**Task prompt**: Where a line of the listing below includes the word "image", reproduce that line.

**Extracted data**:
◇ ◇ ◇ ◇ ◇
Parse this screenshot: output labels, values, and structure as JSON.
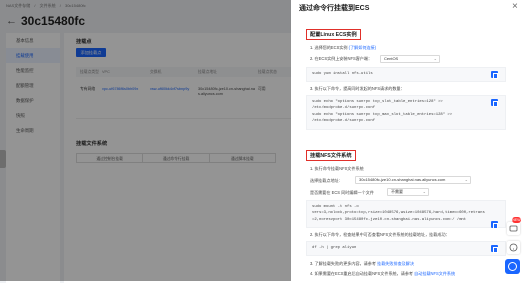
{
  "breadcrumb": [
    "NAS文件存储",
    "/",
    "文件系统",
    "/",
    "30c15480fc"
  ],
  "page": {
    "back_icon": "arrow-left-icon",
    "title": "30c15480fc"
  },
  "sidebar": {
    "items": [
      {
        "label": "基本信息",
        "active": false
      },
      {
        "label": "挂载使用",
        "active": true
      },
      {
        "label": "性能监控",
        "active": false
      },
      {
        "label": "配额管理",
        "active": false
      },
      {
        "label": "数据保护",
        "active": false
      },
      {
        "label": "快照",
        "active": false
      },
      {
        "label": "生命周期",
        "active": false
      }
    ]
  },
  "main": {
    "mount_section_title": "挂载点",
    "add_button": "添加挂载点",
    "table": {
      "headers": [
        "挂载点类型",
        "VPC",
        "交换机",
        "挂载点地址",
        "挂载点状态"
      ],
      "row": {
        "type": "专有网络",
        "vpc": "vpc-uf6786f6s0bh09x",
        "vswitch": "vsw-uf6l0kk4vf7sbnp9y",
        "address": "30c15480fc-jze10.cn-shanghai.nas.aliyuncs.com",
        "status": "可用"
      }
    },
    "mount_usage_title": "挂载文件系统",
    "usage_tabs": [
      "通过控制台挂载",
      "通过命令行挂载",
      "通过脚本挂载"
    ]
  },
  "drawer": {
    "title": "通过命令行挂载到ECS",
    "close_icon": "close-icon",
    "linux": {
      "title": "配置Linux ECS实例",
      "step1": "1. 选择您的ECS实例",
      "step1_link": "(了解如何连接)",
      "step2": "2. 在ECS实例上安装NFS客户端：",
      "os_select": "CentOS",
      "install_cmd": "sudo yum install nfs-utils",
      "step3": "3. 执行以下命令，提高同时发起的NFS请求的数量：",
      "sysctl_cmd": [
        "sudo echo \"options sunrpc tcp_slot_table_entries=128\" >>",
        "/etc/modprobe.d/sunrpc.conf",
        "sudo echo \"options sunrpc tcp_max_slot_table_entries=128\" >>",
        "/etc/modprobe.d/sunrpc.conf"
      ]
    },
    "mount": {
      "title": "挂载NFS文件系统",
      "step1": "1. 执行命令挂载NFS文件系统",
      "addr_label": "选择挂载点地址:",
      "addr_value": "30c15480fc-jze10.cn-shanghai.nas.aliyuncs.com",
      "dir_label": "是否需要在 ECS 同时编辑一个文件",
      "dir_value": "不需要",
      "mount_cmd": [
        "sudo mount -t nfs -o",
        "vers=3,nolock,proto=tcp,rsize=1048576,wsize=1048576,hard,timeo=600,retrans",
        "=2,noresvport 30c15480fc-jze10.cn-shanghai.nas.aliyuncs.com:/ /mnt"
      ],
      "step2": "2. 执行以下命令，检查结果中可否查看NFS文件系统的挂载地址，挂载成功：",
      "check_cmd": "df -h | grep aliyun",
      "step3": "3. 了解挂载失败的更多内容，请参考",
      "step3_link": "挂载失败排查及解决",
      "step4": "4. 如果需要在ECS重启后自动挂载NFS文件系统，请参考",
      "step4_link": "自动挂载NFS文件系统"
    }
  },
  "floating": {
    "badge": "NEW",
    "icons": [
      "message-icon",
      "help-icon",
      "chat-icon"
    ]
  },
  "colors": {
    "accent": "#1a66ff",
    "highlight": "#e0302a"
  }
}
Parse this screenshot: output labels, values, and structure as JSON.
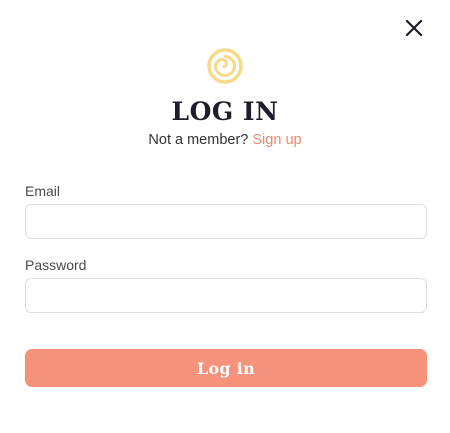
{
  "dialog": {
    "close_icon": "close-icon",
    "logo_icon": "spiral-logo-icon",
    "title": "LOG IN",
    "subtitle_text": "Not a member?",
    "signup_link": "Sign up"
  },
  "form": {
    "email_label": "Email",
    "email_value": "",
    "email_placeholder": "",
    "password_label": "Password",
    "password_value": "",
    "password_placeholder": "",
    "submit_label": "Log in"
  },
  "colors": {
    "accent": "#f4927b",
    "link": "#f2876d",
    "logo": "#f7d98a",
    "title": "#1e1e2a",
    "input_border": "#dedede"
  }
}
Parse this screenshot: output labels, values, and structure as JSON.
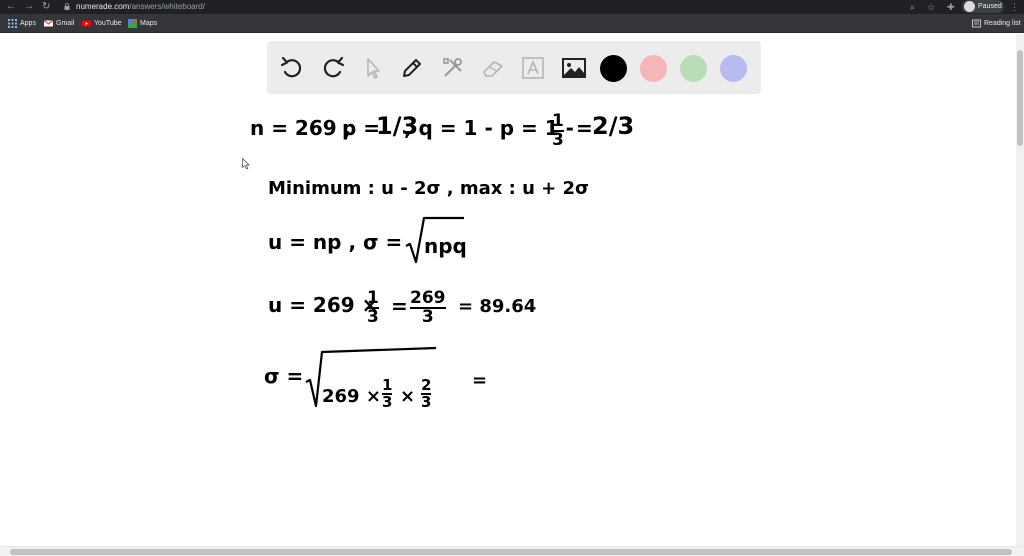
{
  "browser": {
    "url_domain": "numerade.com",
    "url_path": "/answers/whiteboard/",
    "profile_status": "Paused",
    "bookmarks": [
      {
        "label": "Apps",
        "icon": "apps-grid-icon"
      },
      {
        "label": "Gmail",
        "icon": "gmail-icon"
      },
      {
        "label": "YouTube",
        "icon": "youtube-icon"
      },
      {
        "label": "Maps",
        "icon": "maps-icon"
      }
    ],
    "reading_list_label": "Reading list"
  },
  "toolbar": {
    "tools": [
      "undo-icon",
      "redo-icon",
      "select-pointer-icon",
      "pen-icon",
      "tools-icon",
      "eraser-icon",
      "text-icon",
      "image-icon"
    ],
    "colors": [
      "#000000",
      "#f4b6b6",
      "#b8dcb8",
      "#b8bbf0"
    ]
  },
  "whiteboard": {
    "line1": {
      "n_part": "n = 269 ,",
      "p_part": "p =",
      "p_frac": "1/3",
      "q_part": ",  q = 1 - p = 1 -",
      "q_frac_num": "1",
      "q_frac_den": "3",
      "q_eq": "=",
      "q_result": "2/3"
    },
    "line2": "Minimum :  u - 2σ ,   max :  u + 2σ",
    "line3": {
      "mu": "u = np ,  σ =",
      "sqrt": "npq"
    },
    "line4": {
      "lhs": "u = 269 ×",
      "f1_num": "1",
      "f1_den": "3",
      "eq1": "=",
      "f2_num": "269",
      "f2_den": "3",
      "result": "= 89.64"
    },
    "line5": {
      "lhs": "σ =",
      "rad_a": "269 ×",
      "f1_num": "1",
      "f1_den": "3",
      "times": "×",
      "f2_num": "2",
      "f2_den": "3",
      "eq": "="
    }
  }
}
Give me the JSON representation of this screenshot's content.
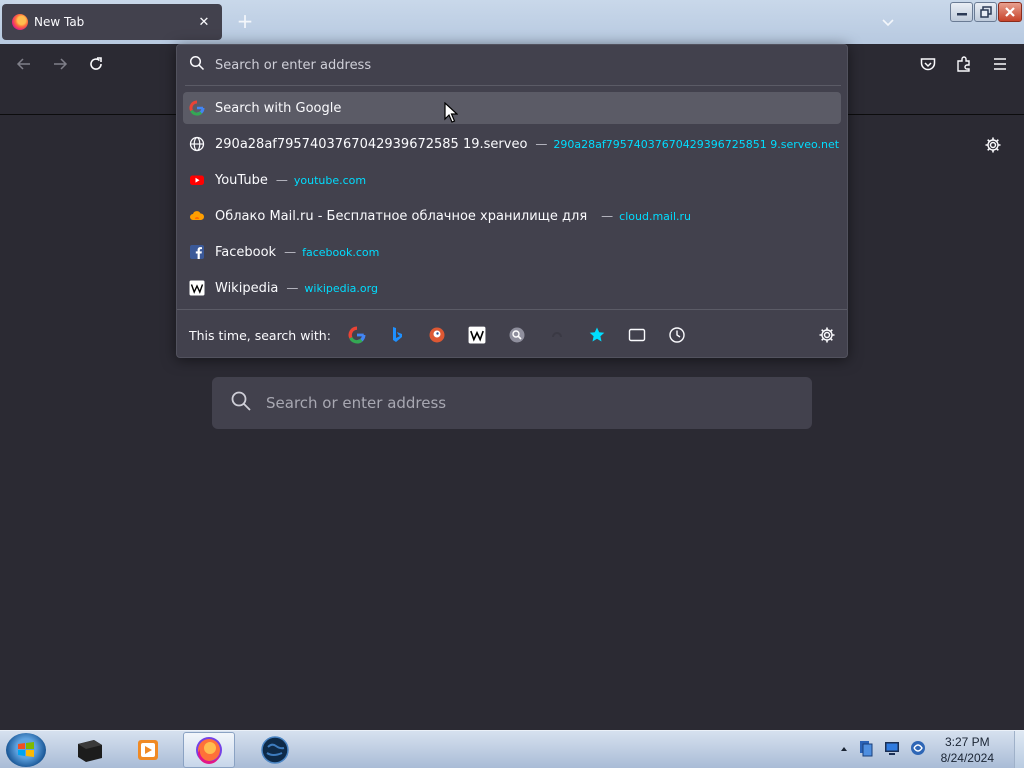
{
  "tab": {
    "title": "New Tab",
    "close": "✕"
  },
  "toolbar": {
    "new_tab": "+"
  },
  "urlbar": {
    "placeholder": "Search or enter address",
    "results": [
      {
        "icon": "google-icon",
        "title": "Search with Google",
        "url": ""
      },
      {
        "icon": "globe-icon",
        "title": "290a28af7957403767042939672585 19.serveo",
        "url": "290a28af79574037670429396725851 9.serveo.net"
      },
      {
        "icon": "youtube-icon",
        "title": "YouTube",
        "url": "youtube.com"
      },
      {
        "icon": "cloud-mail-icon",
        "title": "Облако Mail.ru - Бесплатное облачное хранилище для",
        "url": "cloud.mail.ru"
      },
      {
        "icon": "facebook-icon",
        "title": "Facebook",
        "url": "facebook.com"
      },
      {
        "icon": "wikipedia-icon",
        "title": "Wikipedia",
        "url": "wikipedia.org"
      }
    ],
    "dash": "—",
    "oneoff_label": "This time, search with:",
    "engines": [
      "google-icon",
      "bing-icon",
      "duckduckgo-icon",
      "wikipedia-icon",
      "search-engine-icon",
      "ebay-icon",
      "bookmarks-icon",
      "tabs-icon",
      "history-icon"
    ]
  },
  "content": {
    "search_placeholder": "Search or enter address"
  },
  "clock": {
    "time": "3:27 PM",
    "date": "8/24/2024"
  },
  "colors": {
    "accent_url": "#00ddff",
    "panel": "#42414d",
    "background": "#2b2a33"
  }
}
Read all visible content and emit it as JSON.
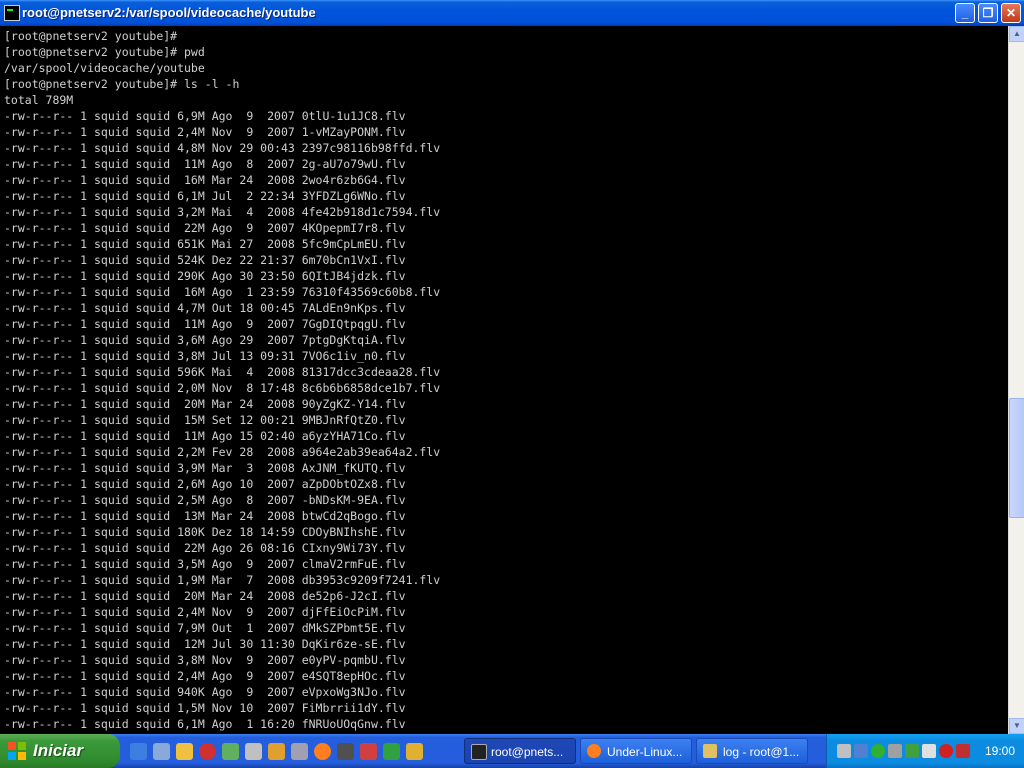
{
  "window": {
    "title": "root@pnetserv2:/var/spool/videocache/youtube",
    "minimize_label": "_",
    "maximize_label": "❐",
    "close_label": "✕"
  },
  "terminal": {
    "lines": [
      "[root@pnetserv2 youtube]#",
      "[root@pnetserv2 youtube]# pwd",
      "/var/spool/videocache/youtube",
      "[root@pnetserv2 youtube]# ls -l -h",
      "total 789M",
      "-rw-r--r-- 1 squid squid 6,9M Ago  9  2007 0tlU-1u1JC8.flv",
      "-rw-r--r-- 1 squid squid 2,4M Nov  9  2007 1-vMZayPONM.flv",
      "-rw-r--r-- 1 squid squid 4,8M Nov 29 00:43 2397c98116b98ffd.flv",
      "-rw-r--r-- 1 squid squid  11M Ago  8  2007 2g-aU7o79wU.flv",
      "-rw-r--r-- 1 squid squid  16M Mar 24  2008 2wo4r6zb6G4.flv",
      "-rw-r--r-- 1 squid squid 6,1M Jul  2 22:34 3YFDZLg6WNo.flv",
      "-rw-r--r-- 1 squid squid 3,2M Mai  4  2008 4fe42b918d1c7594.flv",
      "-rw-r--r-- 1 squid squid  22M Ago  9  2007 4KOpepmI7r8.flv",
      "-rw-r--r-- 1 squid squid 651K Mai 27  2008 5fc9mCpLmEU.flv",
      "-rw-r--r-- 1 squid squid 524K Dez 22 21:37 6m70bCn1VxI.flv",
      "-rw-r--r-- 1 squid squid 290K Ago 30 23:50 6QItJB4jdzk.flv",
      "-rw-r--r-- 1 squid squid  16M Ago  1 23:59 76310f43569c60b8.flv",
      "-rw-r--r-- 1 squid squid 4,7M Out 18 00:45 7ALdEn9nKps.flv",
      "-rw-r--r-- 1 squid squid  11M Ago  9  2007 7GgDIQtpqgU.flv",
      "-rw-r--r-- 1 squid squid 3,6M Ago 29  2007 7ptgDgKtqiA.flv",
      "-rw-r--r-- 1 squid squid 3,8M Jul 13 09:31 7VO6c1iv_n0.flv",
      "-rw-r--r-- 1 squid squid 596K Mai  4  2008 81317dcc3cdeaa28.flv",
      "-rw-r--r-- 1 squid squid 2,0M Nov  8 17:48 8c6b6b6858dce1b7.flv",
      "-rw-r--r-- 1 squid squid  20M Mar 24  2008 90yZgKZ-Y14.flv",
      "-rw-r--r-- 1 squid squid  15M Set 12 00:21 9MBJnRfQtZ0.flv",
      "-rw-r--r-- 1 squid squid  11M Ago 15 02:40 a6yzYHA71Co.flv",
      "-rw-r--r-- 1 squid squid 2,2M Fev 28  2008 a964e2ab39ea64a2.flv",
      "-rw-r--r-- 1 squid squid 3,9M Mar  3  2008 AxJNM_fKUTQ.flv",
      "-rw-r--r-- 1 squid squid 2,6M Ago 10  2007 aZpDObtOZx8.flv",
      "-rw-r--r-- 1 squid squid 2,5M Ago  8  2007 -bNDsKM-9EA.flv",
      "-rw-r--r-- 1 squid squid  13M Mar 24  2008 btwCd2qBogo.flv",
      "-rw-r--r-- 1 squid squid 180K Dez 18 14:59 CDOyBNIhshE.flv",
      "-rw-r--r-- 1 squid squid  22M Ago 26 08:16 CIxny9Wi73Y.flv",
      "-rw-r--r-- 1 squid squid 3,5M Ago  9  2007 clmaV2rmFuE.flv",
      "-rw-r--r-- 1 squid squid 1,9M Mar  7  2008 db3953c9209f7241.flv",
      "-rw-r--r-- 1 squid squid  20M Mar 24  2008 de52p6-J2cI.flv",
      "-rw-r--r-- 1 squid squid 2,4M Nov  9  2007 djFfEiOcPiM.flv",
      "-rw-r--r-- 1 squid squid 7,9M Out  1  2007 dMkSZPbmt5E.flv",
      "-rw-r--r-- 1 squid squid  12M Jul 30 11:30 DqKir6ze-sE.flv",
      "-rw-r--r-- 1 squid squid 3,8M Nov  9  2007 e0yPV-pqmbU.flv",
      "-rw-r--r-- 1 squid squid 2,4M Ago  9  2007 e4SQT8epHOc.flv",
      "-rw-r--r-- 1 squid squid 940K Ago  9  2007 eVpxoWg3NJo.flv",
      "-rw-r--r-- 1 squid squid 1,5M Nov 10  2007 FiMbrrii1dY.flv",
      "-rw-r--r-- 1 squid squid 6,1M Ago  1 16:20 fNRUoUOqGnw.flv"
    ]
  },
  "scrollbar": {
    "up_arrow": "▲",
    "down_arrow": "▼"
  },
  "taskbar": {
    "start_label": "Iniciar",
    "tasks": [
      {
        "label": "root@pnets...",
        "icon": "putty-icon"
      },
      {
        "label": "Under-Linux...",
        "icon": "firefox-icon"
      },
      {
        "label": "log - root@1...",
        "icon": "ftp-icon"
      }
    ],
    "clock": "19:00"
  },
  "colors": {
    "titlebar": "#0155dc",
    "terminal_bg": "#000000",
    "terminal_fg": "#d0d0d0",
    "taskbar": "#245edc",
    "start_button": "#3c9a3a",
    "tray": "#0c8ce0"
  }
}
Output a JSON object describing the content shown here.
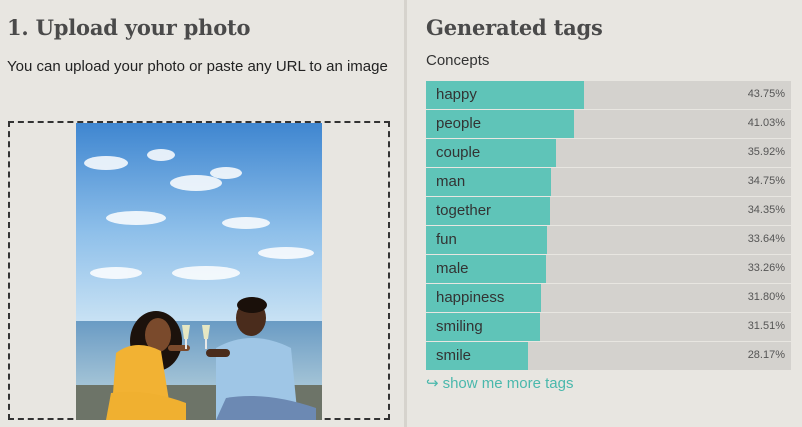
{
  "upload": {
    "title": "1. Upload your photo",
    "description": "You can upload your photo or paste any URL to an image"
  },
  "tags_panel": {
    "title": "Generated tags",
    "subheading": "Concepts",
    "more_link": "show me more tags",
    "more_icon": "return-arrow-icon",
    "accent_color": "#5fc4b8",
    "tags": [
      {
        "label": "happy",
        "percent": "43.75%",
        "value": 0.4375
      },
      {
        "label": "people",
        "percent": "41.03%",
        "value": 0.4103
      },
      {
        "label": "couple",
        "percent": "35.92%",
        "value": 0.3592
      },
      {
        "label": "man",
        "percent": "34.75%",
        "value": 0.3475
      },
      {
        "label": "together",
        "percent": "34.35%",
        "value": 0.3435
      },
      {
        "label": "fun",
        "percent": "33.64%",
        "value": 0.3364
      },
      {
        "label": "male",
        "percent": "33.26%",
        "value": 0.3326
      },
      {
        "label": "happiness",
        "percent": "31.80%",
        "value": 0.318
      },
      {
        "label": "smiling",
        "percent": "31.51%",
        "value": 0.3151
      },
      {
        "label": "smile",
        "percent": "28.17%",
        "value": 0.2817
      }
    ]
  }
}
◇ ◇ ◇ ◇ ◇
**Final result**:
      "image-icon"
    "description": "You can upload your photo or paste any URL to an image"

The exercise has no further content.